··· Supplied information ···
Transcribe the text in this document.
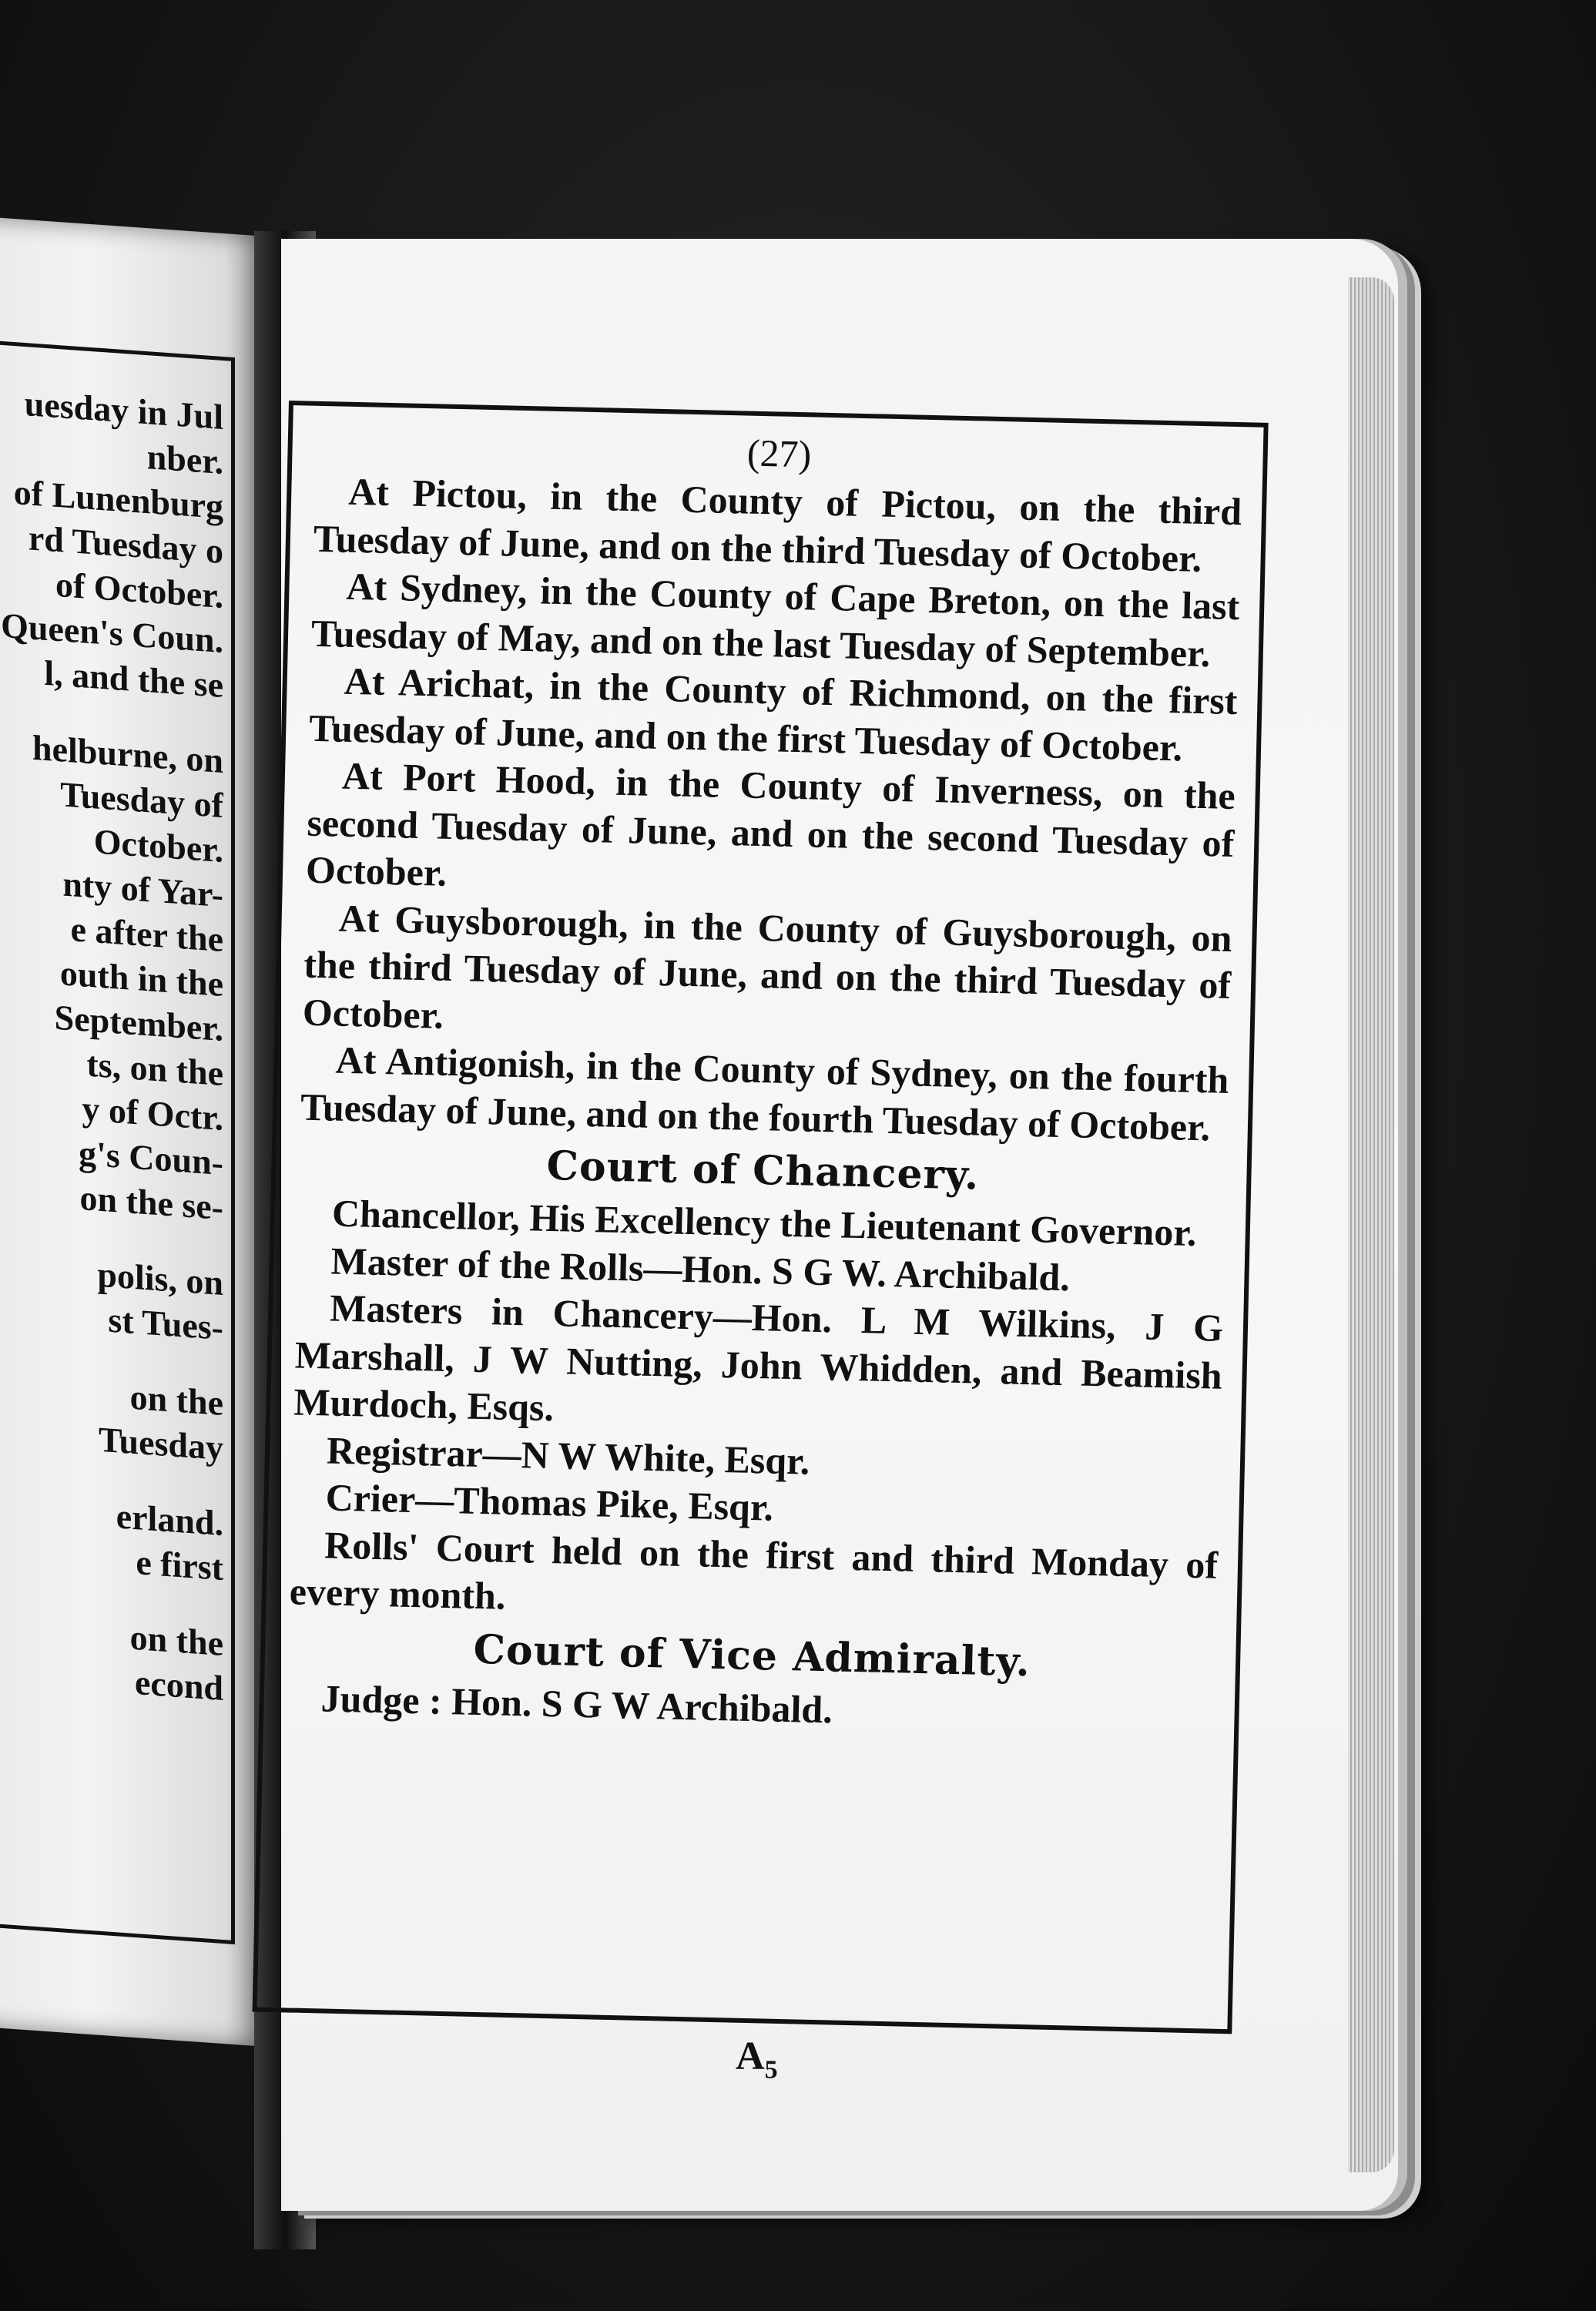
uesday in Jul
nber.
of Lunenburg
rd Tuesday o
of October.
Queen's Coun.
l, and the se
helburne, on
Tuesday of
October.
nty of Yar-
e after the
outh in the
September.
ts, on the
y of Octr.
g's Coun-
on the se-
polis, on
st Tues-
on the
Tuesday
erland.
e first
on the
econd
(27)

At Pictou, in the County of Pictou, on the third Tuesday of June, and on the third Tuesday of October.

At Sydney, in the County of Cape Breton, on the last Tuesday of May, and on the last Tuesday of September.

At Arichat, in the County of Richmond, on the first Tuesday of June, and on the first Tuesday of October.

At Port Hood, in the County of Inverness, on the second Tuesday of June, and on the second Tuesday of October.

At Guysborough, in the County of Guysborough, on the third Tuesday of June, and on the third Tuesday of October.

At Antigonish, in the County of Sydney, on the fourth Tuesday of June, and on the fourth Tuesday of October.

Court of Chancery.

Chancellor, His Excellency the Lieutenant Governor.

Master of the Rolls—Hon. S G W. Archibald.

Masters in Chancery—Hon. L M Wilkins, J G Marshall, J W Nutting, John Whidden, and Beamish Murdoch, Esqs.

Registrar—N W White, Esqr.

Crier—Thomas Pike, Esqr.

Rolls' Court held on the first and third Monday of every month.

Court of Vice Admiralty.

Judge : Hon. S G W Archibald.

$A_5$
···
▶ _Task to complete_
Return each line of the data that contains the string "Esqr".

▶ _Solution to the problem_
Registrar—N W White, Esqr.
Crier—Thomas Pike, Esqr.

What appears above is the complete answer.